*The exercise*
Each line containing the word "time" must be reported.

*Listed records*

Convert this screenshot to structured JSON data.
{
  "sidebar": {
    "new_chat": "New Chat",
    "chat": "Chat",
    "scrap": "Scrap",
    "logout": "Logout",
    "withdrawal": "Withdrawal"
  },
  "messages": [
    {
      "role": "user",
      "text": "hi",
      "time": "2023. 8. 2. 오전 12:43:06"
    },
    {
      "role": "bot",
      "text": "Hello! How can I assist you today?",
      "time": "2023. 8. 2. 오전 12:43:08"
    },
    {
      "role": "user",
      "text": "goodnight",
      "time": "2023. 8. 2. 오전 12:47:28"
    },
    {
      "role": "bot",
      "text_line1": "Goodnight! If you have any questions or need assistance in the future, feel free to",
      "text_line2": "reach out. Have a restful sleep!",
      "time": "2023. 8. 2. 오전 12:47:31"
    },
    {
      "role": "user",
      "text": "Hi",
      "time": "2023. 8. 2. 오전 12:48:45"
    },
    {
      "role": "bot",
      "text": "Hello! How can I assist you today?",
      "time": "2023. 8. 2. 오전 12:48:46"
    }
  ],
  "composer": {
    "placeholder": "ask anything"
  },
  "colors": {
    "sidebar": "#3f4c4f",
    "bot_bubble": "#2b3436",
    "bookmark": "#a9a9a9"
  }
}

*Output of the exercise*
      "time": "2023. 8. 2. 오전 12:43:06"
      "time": "2023. 8. 2. 오전 12:43:08"
      "time": "2023. 8. 2. 오전 12:47:28"
      "time": "2023. 8. 2. 오전 12:47:31"
      "time": "2023. 8. 2. 오전 12:48:45"
      "time": "2023. 8. 2. 오전 12:48:46"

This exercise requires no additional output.